### [Given instruction]
Set down, in full, every record in the block.
— Start of Data shown —
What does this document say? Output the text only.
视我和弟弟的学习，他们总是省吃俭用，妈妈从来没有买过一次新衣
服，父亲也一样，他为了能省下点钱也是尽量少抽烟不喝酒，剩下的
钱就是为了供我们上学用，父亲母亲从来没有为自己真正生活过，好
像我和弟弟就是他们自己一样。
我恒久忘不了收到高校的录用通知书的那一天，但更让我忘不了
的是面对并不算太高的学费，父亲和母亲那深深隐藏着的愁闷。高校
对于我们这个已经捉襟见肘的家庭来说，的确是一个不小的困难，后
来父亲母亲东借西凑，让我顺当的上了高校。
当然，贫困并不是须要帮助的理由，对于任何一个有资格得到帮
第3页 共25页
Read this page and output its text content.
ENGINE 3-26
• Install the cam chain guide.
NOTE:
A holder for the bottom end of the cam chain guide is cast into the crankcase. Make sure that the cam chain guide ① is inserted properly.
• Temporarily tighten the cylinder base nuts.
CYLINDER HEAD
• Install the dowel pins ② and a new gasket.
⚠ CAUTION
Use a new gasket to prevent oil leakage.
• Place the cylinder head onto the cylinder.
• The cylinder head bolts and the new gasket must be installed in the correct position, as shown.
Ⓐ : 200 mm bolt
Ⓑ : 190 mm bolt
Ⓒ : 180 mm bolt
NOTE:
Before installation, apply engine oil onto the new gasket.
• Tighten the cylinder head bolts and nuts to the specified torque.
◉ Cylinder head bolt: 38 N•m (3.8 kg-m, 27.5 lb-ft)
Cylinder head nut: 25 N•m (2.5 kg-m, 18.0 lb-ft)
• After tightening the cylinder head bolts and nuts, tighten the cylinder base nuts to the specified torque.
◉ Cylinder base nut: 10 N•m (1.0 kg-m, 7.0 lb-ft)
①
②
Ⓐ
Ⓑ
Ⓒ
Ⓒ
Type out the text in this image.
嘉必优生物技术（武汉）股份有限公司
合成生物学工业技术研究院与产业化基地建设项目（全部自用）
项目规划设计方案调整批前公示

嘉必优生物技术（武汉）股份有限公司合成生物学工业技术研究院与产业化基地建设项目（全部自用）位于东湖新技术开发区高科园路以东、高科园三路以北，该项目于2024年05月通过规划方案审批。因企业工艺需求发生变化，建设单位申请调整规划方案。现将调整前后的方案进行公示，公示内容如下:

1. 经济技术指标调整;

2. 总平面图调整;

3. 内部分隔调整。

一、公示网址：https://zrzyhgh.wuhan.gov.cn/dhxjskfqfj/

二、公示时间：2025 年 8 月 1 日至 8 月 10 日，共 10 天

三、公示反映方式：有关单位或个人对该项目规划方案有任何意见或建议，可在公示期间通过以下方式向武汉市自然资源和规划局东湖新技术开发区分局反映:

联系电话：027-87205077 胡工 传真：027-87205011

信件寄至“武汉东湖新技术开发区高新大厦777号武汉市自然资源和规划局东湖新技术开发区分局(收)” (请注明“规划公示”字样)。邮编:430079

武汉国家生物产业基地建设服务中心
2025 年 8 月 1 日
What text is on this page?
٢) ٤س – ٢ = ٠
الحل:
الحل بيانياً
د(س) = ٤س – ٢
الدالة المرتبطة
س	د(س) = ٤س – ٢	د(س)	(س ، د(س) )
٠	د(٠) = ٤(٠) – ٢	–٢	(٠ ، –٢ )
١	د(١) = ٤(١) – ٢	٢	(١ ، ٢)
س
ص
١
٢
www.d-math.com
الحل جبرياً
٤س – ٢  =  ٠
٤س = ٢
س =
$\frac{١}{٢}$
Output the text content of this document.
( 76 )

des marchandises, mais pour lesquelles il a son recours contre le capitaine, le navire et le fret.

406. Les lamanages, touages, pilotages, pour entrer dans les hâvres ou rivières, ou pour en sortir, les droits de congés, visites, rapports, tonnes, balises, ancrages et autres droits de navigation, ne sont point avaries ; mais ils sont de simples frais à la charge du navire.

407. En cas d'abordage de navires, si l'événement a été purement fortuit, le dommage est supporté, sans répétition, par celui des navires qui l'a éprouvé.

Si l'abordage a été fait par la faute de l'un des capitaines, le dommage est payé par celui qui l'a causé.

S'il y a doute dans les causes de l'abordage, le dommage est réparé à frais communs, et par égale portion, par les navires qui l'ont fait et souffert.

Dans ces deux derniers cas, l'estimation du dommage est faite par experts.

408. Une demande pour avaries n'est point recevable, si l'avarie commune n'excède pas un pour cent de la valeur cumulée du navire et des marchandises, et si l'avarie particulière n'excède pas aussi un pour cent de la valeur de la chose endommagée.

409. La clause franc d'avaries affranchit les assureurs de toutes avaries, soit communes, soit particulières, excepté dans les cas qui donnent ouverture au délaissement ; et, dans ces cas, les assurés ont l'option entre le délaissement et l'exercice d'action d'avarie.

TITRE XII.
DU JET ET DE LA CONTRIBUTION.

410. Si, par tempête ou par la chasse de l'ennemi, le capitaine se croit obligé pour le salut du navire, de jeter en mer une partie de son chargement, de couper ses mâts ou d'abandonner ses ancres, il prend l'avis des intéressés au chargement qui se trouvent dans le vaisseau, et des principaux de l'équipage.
— End of Data shown —
### [Written answer]
What does this document say? Output the text only.
视我和弟弟的学习，他们总是省吃俭用，妈妈从来没有买过一次新衣
服，父亲也一样，他为了能省下点钱也是尽量少抽烟不喝酒，剩下的
钱就是为了供我们上学用，父亲母亲从来没有为自己真正生活过，好
像我和弟弟就是他们自己一样。
我恒久忘不了收到高校的录用通知书的那一天，但更让我忘不了
的是面对并不算太高的学费，父亲和母亲那深深隐藏着的愁闷。高校
对于我们这个已经捉襟见肘的家庭来说，的确是一个不小的困难，后
来父亲母亲东借西凑，让我顺当的上了高校。
当然，贫困并不是须要帮助的理由，对于任何一个有资格得到帮
第3页 共25页
Read this page and output its text content.
ENGINE 3-26
• Install the cam chain guide.
NOTE:
A holder for the bottom end of the cam chain guide is cast into the crankcase. Make sure that the cam chain guide ① is inserted properly.
• Temporarily tighten the cylinder base nuts.
CYLINDER HEAD
• Install the dowel pins ② and a new gasket.
⚠ CAUTION
Use a new gasket to prevent oil leakage.
• Place the cylinder head onto the cylinder.
• The cylinder head bolts and the new gasket must be installed in the correct position, as shown.
Ⓐ : 200 mm bolt
Ⓑ : 190 mm bolt
Ⓒ : 180 mm bolt
NOTE:
Before installation, apply engine oil onto the new gasket.
• Tighten the cylinder head bolts and nuts to the specified torque.
◉ Cylinder head bolt: 38 N•m (3.8 kg-m, 27.5 lb-ft)
Cylinder head nut: 25 N•m (2.5 kg-m, 18.0 lb-ft)
• After tightening the cylinder head bolts and nuts, tighten the cylinder base nuts to the specified torque.
◉ Cylinder base nut: 10 N•m (1.0 kg-m, 7.0 lb-ft)
①
②
Ⓐ
Ⓑ
Ⓒ
Ⓒ
Type out the text in this image.
嘉必优生物技术（武汉）股份有限公司
合成生物学工业技术研究院与产业化基地建设项目（全部自用）
项目规划设计方案调整批前公示

嘉必优生物技术（武汉）股份有限公司合成生物学工业技术研究院与产业化基地建设项目（全部自用）位于东湖新技术开发区高科园路以东、高科园三路以北，该项目于2024年05月通过规划方案审批。因企业工艺需求发生变化，建设单位申请调整规划方案。现将调整前后的方案进行公示，公示内容如下:

1. 经济技术指标调整;

2. 总平面图调整;

3. 内部分隔调整。

一、公示网址：https://zrzyhgh.wuhan.gov.cn/dhxjskfqfj/

二、公示时间：2025 年 8 月 1 日至 8 月 10 日，共 10 天

三、公示反映方式：有关单位或个人对该项目规划方案有任何意见或建议，可在公示期间通过以下方式向武汉市自然资源和规划局东湖新技术开发区分局反映:

联系电话：027-87205077 胡工 传真：027-87205011

信件寄至“武汉东湖新技术开发区高新大厦777号武汉市自然资源和规划局东湖新技术开发区分局(收)” (请注明“规划公示”字样)。邮编:430079

武汉国家生物产业基地建设服务中心
2025 年 8 月 1 日
What text is on this page?
٢) ٤س – ٢ = ٠
الحل:
الحل بيانياً
د(س) = ٤س – ٢
الدالة المرتبطة
س	د(س) = ٤س – ٢	د(س)	(س ، د(س) )
٠	د(٠) = ٤(٠) – ٢	–٢	(٠ ، –٢ )
١	د(١) = ٤(١) – ٢	٢	(١ ، ٢)
س
ص
١
٢
www.d-math.com
الحل جبرياً
٤س – ٢  =  ٠
٤س = ٢
س =
$\frac{١}{٢}$
Output the text content of this document.
( 76 )

des marchandises, mais pour lesquelles il a son recours contre le capitaine, le navire et le fret.

406. Les lamanages, touages, pilotages, pour entrer dans les hâvres ou rivières, ou pour en sortir, les droits de congés, visites, rapports, tonnes, balises, ancrages et autres droits de navigation, ne sont point avaries ; mais ils sont de simples frais à la charge du navire.

407. En cas d'abordage de navires, si l'événement a été purement fortuit, le dommage est supporté, sans répétition, par celui des navires qui l'a éprouvé.

Si l'abordage a été fait par la faute de l'un des capitaines, le dommage est payé par celui qui l'a causé.

S'il y a doute dans les causes de l'abordage, le dommage est réparé à frais communs, et par égale portion, par les navires qui l'ont fait et souffert.

Dans ces deux derniers cas, l'estimation du dommage est faite par experts.

408. Une demande pour avaries n'est point recevable, si l'avarie commune n'excède pas un pour cent de la valeur cumulée du navire et des marchandises, et si l'avarie particulière n'excède pas aussi un pour cent de la valeur de la chose endommagée.

409. La clause franc d'avaries affranchit les assureurs de toutes avaries, soit communes, soit particulières, excepté dans les cas qui donnent ouverture au délaissement ; et, dans ces cas, les assurés ont l'option entre le délaissement et l'exercice d'action d'avarie.

TITRE XII.
DU JET ET DE LA CONTRIBUTION.

410. Si, par tempête ou par la chasse de l'ennemi, le capitaine se croit obligé pour le salut du navire, de jeter en mer une partie de son chargement, de couper ses mâts ou d'abandonner ses ancres, il prend l'avis des intéressés au chargement qui se trouvent dans le vaisseau, et des principaux de l'équipage.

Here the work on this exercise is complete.